PROBLEM TO SOLVE → Of the lines in this material, how many contain "name"? Answer with a single number only.
[RECORDS start]
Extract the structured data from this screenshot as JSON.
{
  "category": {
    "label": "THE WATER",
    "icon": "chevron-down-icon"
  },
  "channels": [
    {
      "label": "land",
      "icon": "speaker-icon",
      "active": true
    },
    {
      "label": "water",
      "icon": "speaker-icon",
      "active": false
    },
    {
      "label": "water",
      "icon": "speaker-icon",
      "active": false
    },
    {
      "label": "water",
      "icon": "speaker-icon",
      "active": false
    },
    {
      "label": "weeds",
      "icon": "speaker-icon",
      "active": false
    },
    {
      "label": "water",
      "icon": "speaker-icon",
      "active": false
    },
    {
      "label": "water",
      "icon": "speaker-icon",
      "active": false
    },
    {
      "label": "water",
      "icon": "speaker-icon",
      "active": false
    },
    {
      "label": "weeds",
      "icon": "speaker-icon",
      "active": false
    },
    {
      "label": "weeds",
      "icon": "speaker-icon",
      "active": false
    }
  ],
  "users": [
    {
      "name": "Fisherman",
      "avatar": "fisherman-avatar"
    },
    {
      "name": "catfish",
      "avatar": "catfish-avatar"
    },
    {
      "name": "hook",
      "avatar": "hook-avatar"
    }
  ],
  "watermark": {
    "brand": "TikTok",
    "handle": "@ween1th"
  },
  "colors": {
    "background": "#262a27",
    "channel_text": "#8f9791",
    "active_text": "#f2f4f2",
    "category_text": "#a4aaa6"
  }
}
[RECORDS end]
PROBLEM SOLUTION → 3